Task objective -> Restate the data below word for word. Skip any images it contains.

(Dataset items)
- - - -

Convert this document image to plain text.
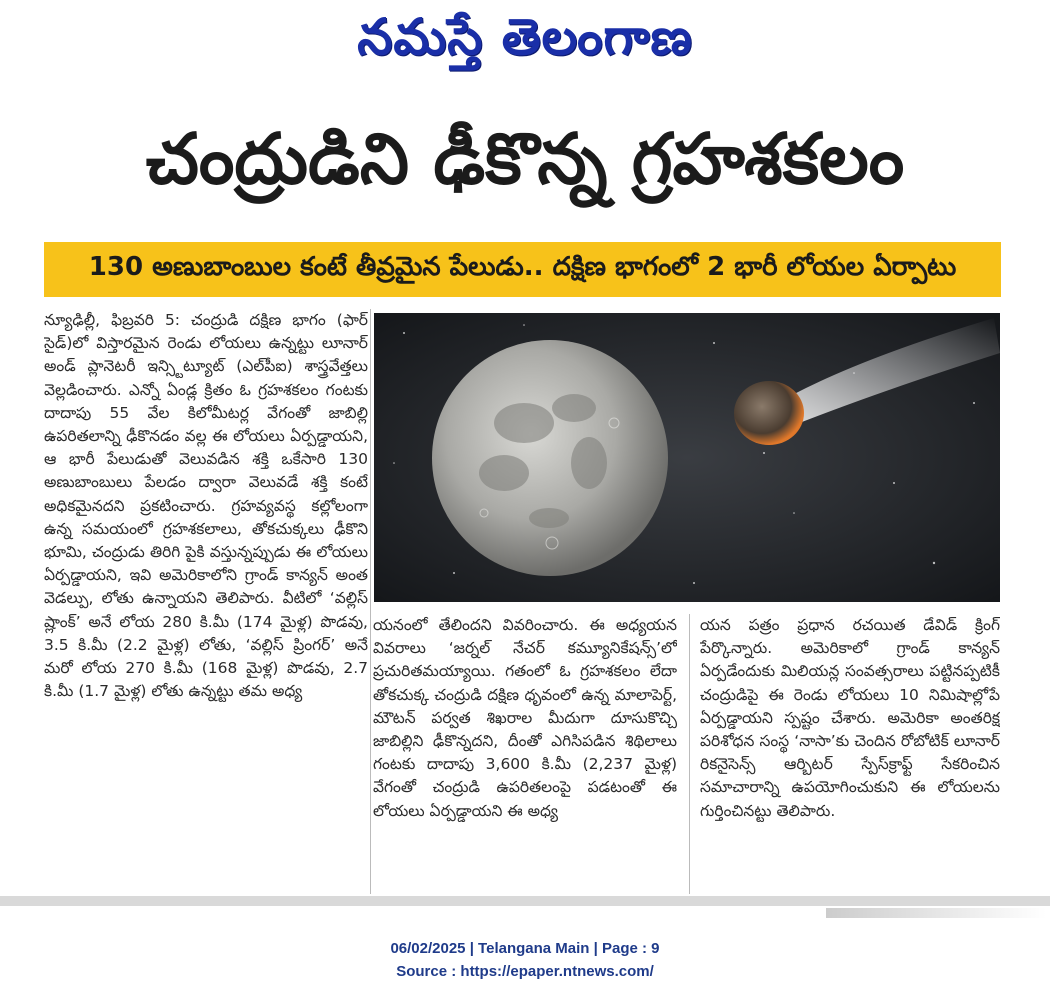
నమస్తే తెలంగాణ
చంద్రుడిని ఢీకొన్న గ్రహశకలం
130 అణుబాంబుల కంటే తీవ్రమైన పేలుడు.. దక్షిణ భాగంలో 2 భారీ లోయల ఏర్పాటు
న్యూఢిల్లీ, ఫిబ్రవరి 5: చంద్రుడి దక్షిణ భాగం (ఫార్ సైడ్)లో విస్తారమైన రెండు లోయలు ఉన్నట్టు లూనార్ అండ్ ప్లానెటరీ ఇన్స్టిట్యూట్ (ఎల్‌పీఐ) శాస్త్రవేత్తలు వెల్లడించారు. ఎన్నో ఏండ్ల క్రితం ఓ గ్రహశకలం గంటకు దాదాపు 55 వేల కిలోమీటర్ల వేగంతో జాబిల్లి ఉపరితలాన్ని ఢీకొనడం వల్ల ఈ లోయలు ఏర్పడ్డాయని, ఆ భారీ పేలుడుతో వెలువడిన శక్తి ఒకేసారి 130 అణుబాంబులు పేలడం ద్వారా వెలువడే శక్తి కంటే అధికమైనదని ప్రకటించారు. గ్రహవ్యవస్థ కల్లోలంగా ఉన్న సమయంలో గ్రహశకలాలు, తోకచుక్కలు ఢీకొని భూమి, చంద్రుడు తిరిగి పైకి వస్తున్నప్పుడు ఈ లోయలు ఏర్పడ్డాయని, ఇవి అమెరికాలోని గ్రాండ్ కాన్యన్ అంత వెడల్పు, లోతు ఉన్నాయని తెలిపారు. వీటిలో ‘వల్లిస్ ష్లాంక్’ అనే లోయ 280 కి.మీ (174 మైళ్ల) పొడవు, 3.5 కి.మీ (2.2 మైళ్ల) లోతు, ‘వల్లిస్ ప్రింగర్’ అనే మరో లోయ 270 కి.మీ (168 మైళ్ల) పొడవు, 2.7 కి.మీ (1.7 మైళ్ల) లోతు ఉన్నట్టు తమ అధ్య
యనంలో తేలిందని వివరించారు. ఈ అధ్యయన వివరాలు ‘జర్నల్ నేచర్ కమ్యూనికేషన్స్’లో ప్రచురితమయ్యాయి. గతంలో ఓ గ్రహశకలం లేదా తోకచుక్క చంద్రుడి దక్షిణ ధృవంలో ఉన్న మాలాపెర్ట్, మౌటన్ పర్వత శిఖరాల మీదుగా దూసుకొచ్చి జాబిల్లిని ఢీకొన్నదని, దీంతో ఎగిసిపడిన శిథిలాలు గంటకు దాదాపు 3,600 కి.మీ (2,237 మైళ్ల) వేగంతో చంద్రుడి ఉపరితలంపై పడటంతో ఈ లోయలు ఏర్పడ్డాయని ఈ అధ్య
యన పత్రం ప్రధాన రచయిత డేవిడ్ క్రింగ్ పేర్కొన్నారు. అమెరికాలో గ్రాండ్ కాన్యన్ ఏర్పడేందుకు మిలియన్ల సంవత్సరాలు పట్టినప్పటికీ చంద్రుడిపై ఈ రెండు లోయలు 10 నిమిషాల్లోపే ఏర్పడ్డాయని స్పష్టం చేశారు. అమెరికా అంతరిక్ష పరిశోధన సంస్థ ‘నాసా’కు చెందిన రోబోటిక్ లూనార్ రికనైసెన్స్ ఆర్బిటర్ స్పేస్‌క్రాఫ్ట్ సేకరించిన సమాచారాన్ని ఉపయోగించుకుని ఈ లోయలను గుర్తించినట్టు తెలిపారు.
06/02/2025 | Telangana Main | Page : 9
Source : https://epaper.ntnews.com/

- - - -

Answer for the task ->
Convert this document image to plain text.
నమస్తే తెలంగాణ
చంద్రుడిని ఢీకొన్న గ్రహశకలం
130 అణుబాంబుల కంటే తీవ్రమైన పేలుడు.. దక్షిణ భాగంలో 2 భారీ లోయల ఏర్పాటు
న్యూఢిల్లీ, ఫిబ్రవరి 5: చంద్రుడి దక్షిణ భాగం (ఫార్ సైడ్)లో విస్తారమైన రెండు లోయలు ఉన్నట్టు లూనార్ అండ్ ప్లానెటరీ ఇన్స్టిట్యూట్ (ఎల్‌పీఐ) శాస్త్రవేత్తలు వెల్లడించారు. ఎన్నో ఏండ్ల క్రితం ఓ గ్రహశకలం గంటకు దాదాపు 55 వేల కిలోమీటర్ల వేగంతో జాబిల్లి ఉపరితలాన్ని ఢీకొనడం వల్ల ఈ లోయలు ఏర్పడ్డాయని, ఆ భారీ పేలుడుతో వెలువడిన శక్తి ఒకేసారి 130 అణుబాంబులు పేలడం ద్వారా వెలువడే శక్తి కంటే అధికమైనదని ప్రకటించారు. గ్రహవ్యవస్థ కల్లోలంగా ఉన్న సమయంలో గ్రహశకలాలు, తోకచుక్కలు ఢీకొని భూమి, చంద్రుడు తిరిగి పైకి వస్తున్నప్పుడు ఈ లోయలు ఏర్పడ్డాయని, ఇవి అమెరికాలోని గ్రాండ్ కాన్యన్ అంత వెడల్పు, లోతు ఉన్నాయని తెలిపారు. వీటిలో ‘వల్లిస్ ష్లాంక్’ అనే లోయ 280 కి.మీ (174 మైళ్ల) పొడవు, 3.5 కి.మీ (2.2 మైళ్ల) లోతు, ‘వల్లిస్ ప్రింగర్’ అనే మరో లోయ 270 కి.మీ (168 మైళ్ల) పొడవు, 2.7 కి.మీ (1.7 మైళ్ల) లోతు ఉన్నట్టు తమ అధ్య
యనంలో తేలిందని వివరించారు. ఈ అధ్యయన వివరాలు ‘జర్నల్ నేచర్ కమ్యూనికేషన్స్’లో ప్రచురితమయ్యాయి. గతంలో ఓ గ్రహశకలం లేదా తోకచుక్క చంద్రుడి దక్షిణ ధృవంలో ఉన్న మాలాపెర్ట్, మౌటన్ పర్వత శిఖరాల మీదుగా దూసుకొచ్చి జాబిల్లిని ఢీకొన్నదని, దీంతో ఎగిసిపడిన శిథిలాలు గంటకు దాదాపు 3,600 కి.మీ (2,237 మైళ్ల) వేగంతో చంద్రుడి ఉపరితలంపై పడటంతో ఈ లోయలు ఏర్పడ్డాయని ఈ అధ్య
యన పత్రం ప్రధాన రచయిత డేవిడ్ క్రింగ్ పేర్కొన్నారు. అమెరికాలో గ్రాండ్ కాన్యన్ ఏర్పడేందుకు మిలియన్ల సంవత్సరాలు పట్టినప్పటికీ చంద్రుడిపై ఈ రెండు లోయలు 10 నిమిషాల్లోపే ఏర్పడ్డాయని స్పష్టం చేశారు. అమెరికా అంతరిక్ష పరిశోధన సంస్థ ‘నాసా’కు చెందిన రోబోటిక్ లూనార్ రికనైసెన్స్ ఆర్బిటర్ స్పేస్‌క్రాఫ్ట్ సేకరించిన సమాచారాన్ని ఉపయోగించుకుని ఈ లోయలను గుర్తించినట్టు తెలిపారు.
06/02/2025 | Telangana Main | Page : 9
Source : https://epaper.ntnews.com/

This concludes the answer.